What you should do:
Among the lines listed below, count those that include the string "องเท", and state only the count.

Stored records:
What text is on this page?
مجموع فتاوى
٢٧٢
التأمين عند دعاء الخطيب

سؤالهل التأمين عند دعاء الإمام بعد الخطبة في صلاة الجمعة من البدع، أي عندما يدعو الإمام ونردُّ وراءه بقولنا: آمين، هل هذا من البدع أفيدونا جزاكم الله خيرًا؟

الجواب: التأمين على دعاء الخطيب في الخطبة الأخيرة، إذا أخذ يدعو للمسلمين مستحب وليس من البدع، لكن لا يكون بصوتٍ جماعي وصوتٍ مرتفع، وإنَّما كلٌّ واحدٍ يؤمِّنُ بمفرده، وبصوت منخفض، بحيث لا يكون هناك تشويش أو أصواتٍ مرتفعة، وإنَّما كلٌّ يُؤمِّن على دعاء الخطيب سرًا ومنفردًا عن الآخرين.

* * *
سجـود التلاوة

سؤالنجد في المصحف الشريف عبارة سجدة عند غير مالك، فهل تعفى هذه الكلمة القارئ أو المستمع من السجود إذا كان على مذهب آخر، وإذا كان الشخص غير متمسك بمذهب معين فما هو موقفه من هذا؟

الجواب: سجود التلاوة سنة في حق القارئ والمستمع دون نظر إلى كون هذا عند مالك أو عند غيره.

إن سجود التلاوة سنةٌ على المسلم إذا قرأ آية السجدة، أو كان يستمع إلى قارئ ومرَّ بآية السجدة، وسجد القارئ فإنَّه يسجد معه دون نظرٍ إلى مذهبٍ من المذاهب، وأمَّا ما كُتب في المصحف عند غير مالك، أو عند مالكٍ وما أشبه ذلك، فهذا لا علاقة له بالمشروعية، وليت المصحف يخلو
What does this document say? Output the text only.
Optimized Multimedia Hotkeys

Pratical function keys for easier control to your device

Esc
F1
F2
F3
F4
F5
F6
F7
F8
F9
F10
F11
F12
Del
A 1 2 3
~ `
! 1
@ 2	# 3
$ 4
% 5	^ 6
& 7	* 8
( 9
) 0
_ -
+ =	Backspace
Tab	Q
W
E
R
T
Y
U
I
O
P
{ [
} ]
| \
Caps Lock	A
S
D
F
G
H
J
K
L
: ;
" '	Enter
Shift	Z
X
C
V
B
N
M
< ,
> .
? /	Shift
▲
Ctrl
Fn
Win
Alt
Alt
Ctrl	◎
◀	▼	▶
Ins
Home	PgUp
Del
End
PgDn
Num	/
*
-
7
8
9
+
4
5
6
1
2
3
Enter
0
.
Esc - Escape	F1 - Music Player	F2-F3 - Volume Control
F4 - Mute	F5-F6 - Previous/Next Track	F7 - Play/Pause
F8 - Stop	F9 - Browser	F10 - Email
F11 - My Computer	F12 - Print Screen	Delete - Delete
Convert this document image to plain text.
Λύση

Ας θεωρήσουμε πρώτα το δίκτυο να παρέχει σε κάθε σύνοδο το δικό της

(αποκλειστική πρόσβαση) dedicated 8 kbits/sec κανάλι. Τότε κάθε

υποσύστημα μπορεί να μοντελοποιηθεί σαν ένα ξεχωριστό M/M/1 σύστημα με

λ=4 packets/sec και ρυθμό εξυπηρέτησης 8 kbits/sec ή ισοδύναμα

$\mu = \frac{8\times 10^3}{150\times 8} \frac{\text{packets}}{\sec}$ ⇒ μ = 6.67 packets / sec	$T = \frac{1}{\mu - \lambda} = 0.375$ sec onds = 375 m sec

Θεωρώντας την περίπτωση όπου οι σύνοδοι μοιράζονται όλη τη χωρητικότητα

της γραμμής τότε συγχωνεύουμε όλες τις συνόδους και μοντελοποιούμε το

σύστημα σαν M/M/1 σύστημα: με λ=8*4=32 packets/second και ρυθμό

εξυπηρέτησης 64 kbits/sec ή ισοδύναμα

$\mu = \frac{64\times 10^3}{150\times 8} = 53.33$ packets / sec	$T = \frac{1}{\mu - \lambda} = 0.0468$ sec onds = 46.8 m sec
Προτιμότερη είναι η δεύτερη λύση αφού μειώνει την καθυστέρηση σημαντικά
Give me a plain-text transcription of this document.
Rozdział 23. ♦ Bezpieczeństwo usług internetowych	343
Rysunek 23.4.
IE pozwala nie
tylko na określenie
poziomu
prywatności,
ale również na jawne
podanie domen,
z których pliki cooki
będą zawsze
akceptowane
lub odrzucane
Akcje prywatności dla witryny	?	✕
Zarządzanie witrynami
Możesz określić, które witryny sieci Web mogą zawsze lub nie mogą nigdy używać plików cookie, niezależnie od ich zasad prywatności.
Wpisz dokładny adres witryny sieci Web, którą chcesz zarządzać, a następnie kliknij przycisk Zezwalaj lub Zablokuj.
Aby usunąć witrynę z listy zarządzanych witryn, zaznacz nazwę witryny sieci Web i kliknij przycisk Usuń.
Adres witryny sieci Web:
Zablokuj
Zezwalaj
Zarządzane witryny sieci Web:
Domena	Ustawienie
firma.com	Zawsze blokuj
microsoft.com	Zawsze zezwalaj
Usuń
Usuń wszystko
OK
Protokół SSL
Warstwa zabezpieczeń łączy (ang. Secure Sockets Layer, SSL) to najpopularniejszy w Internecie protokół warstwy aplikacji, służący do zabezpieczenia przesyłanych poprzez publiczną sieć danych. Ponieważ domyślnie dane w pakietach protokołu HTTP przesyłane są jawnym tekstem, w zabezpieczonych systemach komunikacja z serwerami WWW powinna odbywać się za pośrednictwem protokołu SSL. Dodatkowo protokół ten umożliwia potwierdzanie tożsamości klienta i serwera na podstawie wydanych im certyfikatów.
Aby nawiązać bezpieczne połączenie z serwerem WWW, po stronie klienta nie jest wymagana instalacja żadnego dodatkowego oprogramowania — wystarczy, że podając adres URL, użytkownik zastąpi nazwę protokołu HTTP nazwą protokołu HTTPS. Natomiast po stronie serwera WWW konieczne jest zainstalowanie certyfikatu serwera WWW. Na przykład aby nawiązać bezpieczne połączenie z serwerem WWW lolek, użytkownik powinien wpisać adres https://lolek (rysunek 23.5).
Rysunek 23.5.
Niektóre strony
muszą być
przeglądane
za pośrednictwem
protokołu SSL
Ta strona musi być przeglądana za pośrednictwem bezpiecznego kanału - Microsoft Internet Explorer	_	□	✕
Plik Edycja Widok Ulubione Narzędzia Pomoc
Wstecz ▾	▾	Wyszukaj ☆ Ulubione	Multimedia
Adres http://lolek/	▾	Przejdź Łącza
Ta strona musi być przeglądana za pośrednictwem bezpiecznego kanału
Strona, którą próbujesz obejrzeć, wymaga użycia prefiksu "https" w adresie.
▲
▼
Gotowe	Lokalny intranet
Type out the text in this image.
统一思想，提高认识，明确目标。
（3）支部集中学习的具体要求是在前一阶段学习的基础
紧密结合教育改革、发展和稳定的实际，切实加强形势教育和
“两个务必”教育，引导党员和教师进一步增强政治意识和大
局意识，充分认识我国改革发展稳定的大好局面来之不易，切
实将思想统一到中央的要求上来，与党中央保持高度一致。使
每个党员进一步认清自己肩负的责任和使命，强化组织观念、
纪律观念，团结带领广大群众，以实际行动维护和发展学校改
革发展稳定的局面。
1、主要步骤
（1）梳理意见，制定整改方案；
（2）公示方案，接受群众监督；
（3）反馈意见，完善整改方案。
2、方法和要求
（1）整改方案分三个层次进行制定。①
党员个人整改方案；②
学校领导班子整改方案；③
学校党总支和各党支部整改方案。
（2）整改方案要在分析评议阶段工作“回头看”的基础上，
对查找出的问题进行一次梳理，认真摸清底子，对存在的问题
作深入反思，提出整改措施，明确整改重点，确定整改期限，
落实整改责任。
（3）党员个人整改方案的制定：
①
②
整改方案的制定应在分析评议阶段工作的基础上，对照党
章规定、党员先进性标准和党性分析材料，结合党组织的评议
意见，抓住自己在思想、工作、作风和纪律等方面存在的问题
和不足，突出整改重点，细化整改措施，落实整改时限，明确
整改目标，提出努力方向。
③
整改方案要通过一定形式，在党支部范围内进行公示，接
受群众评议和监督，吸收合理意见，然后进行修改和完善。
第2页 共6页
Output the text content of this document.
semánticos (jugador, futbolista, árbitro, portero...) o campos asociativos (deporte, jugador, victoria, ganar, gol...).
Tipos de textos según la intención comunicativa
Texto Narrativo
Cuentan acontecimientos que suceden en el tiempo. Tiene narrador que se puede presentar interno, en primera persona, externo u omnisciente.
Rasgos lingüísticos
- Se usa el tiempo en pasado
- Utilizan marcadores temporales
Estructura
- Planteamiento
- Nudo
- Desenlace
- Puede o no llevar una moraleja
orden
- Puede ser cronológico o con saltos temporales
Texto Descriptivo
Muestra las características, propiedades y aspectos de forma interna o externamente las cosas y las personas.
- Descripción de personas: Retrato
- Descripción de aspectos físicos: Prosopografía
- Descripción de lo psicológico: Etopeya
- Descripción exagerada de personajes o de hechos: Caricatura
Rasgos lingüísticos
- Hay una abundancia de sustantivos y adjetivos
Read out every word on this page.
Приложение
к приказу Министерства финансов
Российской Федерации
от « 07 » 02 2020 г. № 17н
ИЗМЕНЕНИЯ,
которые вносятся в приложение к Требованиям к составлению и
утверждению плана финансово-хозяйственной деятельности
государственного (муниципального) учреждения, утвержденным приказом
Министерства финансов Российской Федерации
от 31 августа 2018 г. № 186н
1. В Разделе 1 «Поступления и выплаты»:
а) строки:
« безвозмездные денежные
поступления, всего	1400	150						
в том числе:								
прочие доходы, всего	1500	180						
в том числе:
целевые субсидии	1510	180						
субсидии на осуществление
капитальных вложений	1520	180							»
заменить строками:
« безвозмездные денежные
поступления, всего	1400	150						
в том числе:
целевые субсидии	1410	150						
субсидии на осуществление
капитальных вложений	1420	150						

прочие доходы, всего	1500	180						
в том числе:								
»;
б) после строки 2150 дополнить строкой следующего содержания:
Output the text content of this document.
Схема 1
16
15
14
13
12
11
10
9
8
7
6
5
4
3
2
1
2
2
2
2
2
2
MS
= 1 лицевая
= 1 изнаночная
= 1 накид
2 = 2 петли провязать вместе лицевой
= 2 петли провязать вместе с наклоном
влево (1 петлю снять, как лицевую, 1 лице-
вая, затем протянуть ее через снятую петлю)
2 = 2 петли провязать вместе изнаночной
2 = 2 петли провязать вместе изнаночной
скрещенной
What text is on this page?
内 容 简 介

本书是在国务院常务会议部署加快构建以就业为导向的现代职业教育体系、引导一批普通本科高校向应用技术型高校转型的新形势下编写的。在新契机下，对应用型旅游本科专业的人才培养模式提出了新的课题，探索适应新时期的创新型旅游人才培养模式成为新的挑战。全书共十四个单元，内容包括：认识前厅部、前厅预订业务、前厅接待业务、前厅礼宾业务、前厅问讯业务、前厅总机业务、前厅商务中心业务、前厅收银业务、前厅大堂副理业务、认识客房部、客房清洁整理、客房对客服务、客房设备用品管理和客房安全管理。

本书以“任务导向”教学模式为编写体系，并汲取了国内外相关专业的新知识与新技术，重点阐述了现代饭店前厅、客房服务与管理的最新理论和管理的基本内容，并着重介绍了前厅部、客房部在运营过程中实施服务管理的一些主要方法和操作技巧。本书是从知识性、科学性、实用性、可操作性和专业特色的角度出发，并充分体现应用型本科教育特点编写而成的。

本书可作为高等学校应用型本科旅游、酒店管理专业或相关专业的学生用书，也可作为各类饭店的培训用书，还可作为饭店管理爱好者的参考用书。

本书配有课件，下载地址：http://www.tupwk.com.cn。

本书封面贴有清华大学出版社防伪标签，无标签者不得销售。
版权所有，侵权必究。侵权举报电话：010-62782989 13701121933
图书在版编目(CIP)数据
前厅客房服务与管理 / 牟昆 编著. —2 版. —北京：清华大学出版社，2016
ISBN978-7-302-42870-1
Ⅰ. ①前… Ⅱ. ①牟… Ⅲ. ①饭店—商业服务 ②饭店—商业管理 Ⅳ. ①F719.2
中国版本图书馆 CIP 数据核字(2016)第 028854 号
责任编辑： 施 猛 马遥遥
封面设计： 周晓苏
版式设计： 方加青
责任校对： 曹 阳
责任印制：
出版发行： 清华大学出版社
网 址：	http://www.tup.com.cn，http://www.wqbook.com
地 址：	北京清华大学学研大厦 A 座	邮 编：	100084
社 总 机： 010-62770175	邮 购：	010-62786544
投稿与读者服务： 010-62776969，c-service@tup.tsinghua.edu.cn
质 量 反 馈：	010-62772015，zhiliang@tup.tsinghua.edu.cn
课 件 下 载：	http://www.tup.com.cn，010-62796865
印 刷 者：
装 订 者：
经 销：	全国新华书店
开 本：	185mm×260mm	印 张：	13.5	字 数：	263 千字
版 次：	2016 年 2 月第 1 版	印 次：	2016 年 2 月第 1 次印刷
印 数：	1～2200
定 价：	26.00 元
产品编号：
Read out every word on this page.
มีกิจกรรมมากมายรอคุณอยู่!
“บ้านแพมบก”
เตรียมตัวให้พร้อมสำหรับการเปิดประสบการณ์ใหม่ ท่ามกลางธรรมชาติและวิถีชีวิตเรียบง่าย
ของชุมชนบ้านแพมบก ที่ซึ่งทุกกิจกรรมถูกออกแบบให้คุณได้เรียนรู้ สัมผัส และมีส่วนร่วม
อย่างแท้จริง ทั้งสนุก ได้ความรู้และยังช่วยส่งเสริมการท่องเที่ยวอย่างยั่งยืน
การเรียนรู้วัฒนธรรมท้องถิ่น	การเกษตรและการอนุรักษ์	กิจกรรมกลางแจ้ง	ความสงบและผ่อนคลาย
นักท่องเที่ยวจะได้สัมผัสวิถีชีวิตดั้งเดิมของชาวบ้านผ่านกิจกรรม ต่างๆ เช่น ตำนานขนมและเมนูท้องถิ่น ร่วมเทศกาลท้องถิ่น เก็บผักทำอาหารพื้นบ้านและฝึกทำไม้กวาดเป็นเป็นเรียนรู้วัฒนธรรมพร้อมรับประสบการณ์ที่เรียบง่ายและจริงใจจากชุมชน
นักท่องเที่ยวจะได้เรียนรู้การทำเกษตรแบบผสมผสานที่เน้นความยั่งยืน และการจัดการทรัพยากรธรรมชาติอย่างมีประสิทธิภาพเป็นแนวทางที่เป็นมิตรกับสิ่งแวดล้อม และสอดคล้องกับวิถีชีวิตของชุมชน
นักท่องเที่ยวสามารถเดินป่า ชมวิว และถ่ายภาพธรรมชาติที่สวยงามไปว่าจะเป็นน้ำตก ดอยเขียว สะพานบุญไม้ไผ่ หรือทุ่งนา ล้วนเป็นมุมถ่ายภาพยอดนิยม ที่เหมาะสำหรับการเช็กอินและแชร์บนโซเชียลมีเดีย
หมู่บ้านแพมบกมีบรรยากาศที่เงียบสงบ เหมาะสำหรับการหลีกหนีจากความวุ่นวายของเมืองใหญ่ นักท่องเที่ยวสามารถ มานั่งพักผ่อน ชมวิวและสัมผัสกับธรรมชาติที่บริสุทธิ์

Full response:
5